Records
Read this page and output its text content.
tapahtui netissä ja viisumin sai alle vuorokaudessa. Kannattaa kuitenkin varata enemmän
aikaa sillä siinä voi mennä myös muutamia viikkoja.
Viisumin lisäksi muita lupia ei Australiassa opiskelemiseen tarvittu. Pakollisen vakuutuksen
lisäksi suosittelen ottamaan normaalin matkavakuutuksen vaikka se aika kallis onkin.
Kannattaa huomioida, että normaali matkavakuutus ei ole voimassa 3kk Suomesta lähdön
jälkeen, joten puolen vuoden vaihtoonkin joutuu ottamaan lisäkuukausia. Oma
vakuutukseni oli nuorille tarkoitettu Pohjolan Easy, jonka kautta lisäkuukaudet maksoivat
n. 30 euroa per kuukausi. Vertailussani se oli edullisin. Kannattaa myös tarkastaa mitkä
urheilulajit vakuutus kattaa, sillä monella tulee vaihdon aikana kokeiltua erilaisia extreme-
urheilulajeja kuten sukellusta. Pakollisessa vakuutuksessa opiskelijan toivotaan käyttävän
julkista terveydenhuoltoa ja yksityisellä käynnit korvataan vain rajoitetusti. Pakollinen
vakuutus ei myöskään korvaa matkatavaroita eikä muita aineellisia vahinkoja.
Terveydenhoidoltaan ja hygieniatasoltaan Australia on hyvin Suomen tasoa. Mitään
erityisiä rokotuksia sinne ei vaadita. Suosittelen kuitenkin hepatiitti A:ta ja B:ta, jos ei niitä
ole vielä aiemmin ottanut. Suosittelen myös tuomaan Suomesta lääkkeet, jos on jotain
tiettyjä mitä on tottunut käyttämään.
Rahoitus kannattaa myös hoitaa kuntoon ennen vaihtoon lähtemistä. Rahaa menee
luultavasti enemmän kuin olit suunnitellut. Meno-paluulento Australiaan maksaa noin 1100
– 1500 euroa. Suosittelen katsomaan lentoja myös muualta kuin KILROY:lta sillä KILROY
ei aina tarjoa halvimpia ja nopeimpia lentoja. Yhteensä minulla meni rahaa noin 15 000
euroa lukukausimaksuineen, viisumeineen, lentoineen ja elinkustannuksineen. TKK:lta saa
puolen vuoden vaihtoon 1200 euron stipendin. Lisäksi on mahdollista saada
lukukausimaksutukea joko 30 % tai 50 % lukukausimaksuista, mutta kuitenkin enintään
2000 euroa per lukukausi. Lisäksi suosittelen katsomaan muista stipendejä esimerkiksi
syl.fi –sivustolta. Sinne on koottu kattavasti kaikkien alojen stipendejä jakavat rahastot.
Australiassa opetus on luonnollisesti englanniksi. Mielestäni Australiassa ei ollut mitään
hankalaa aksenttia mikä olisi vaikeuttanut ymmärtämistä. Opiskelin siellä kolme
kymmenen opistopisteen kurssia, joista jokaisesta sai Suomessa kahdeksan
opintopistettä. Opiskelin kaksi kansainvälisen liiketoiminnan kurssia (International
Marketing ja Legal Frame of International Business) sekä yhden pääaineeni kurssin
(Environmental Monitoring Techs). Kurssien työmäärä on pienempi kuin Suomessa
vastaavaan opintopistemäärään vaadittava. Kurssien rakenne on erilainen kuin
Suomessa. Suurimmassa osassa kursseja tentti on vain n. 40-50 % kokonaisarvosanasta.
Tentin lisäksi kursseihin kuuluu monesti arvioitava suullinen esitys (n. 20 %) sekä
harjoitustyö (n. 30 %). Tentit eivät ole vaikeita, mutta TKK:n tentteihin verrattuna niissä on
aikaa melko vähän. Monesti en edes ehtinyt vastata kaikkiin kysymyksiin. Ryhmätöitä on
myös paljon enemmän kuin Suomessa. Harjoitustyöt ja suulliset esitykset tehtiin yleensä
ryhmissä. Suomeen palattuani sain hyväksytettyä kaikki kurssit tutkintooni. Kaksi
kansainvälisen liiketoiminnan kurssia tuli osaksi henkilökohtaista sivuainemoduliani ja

» Task description
Check each line of the entries above for the word "lentoja". List the ones that have it.

» Result below
– 1500 euroa. Suosittelen katsomaan lentoja myös muualta kuin KILROY:lta sillä KILROY
ei aina tarjoa halvimpia ja nopeimpia lentoja. Yhteensä minulla meni rahaa noin 15 000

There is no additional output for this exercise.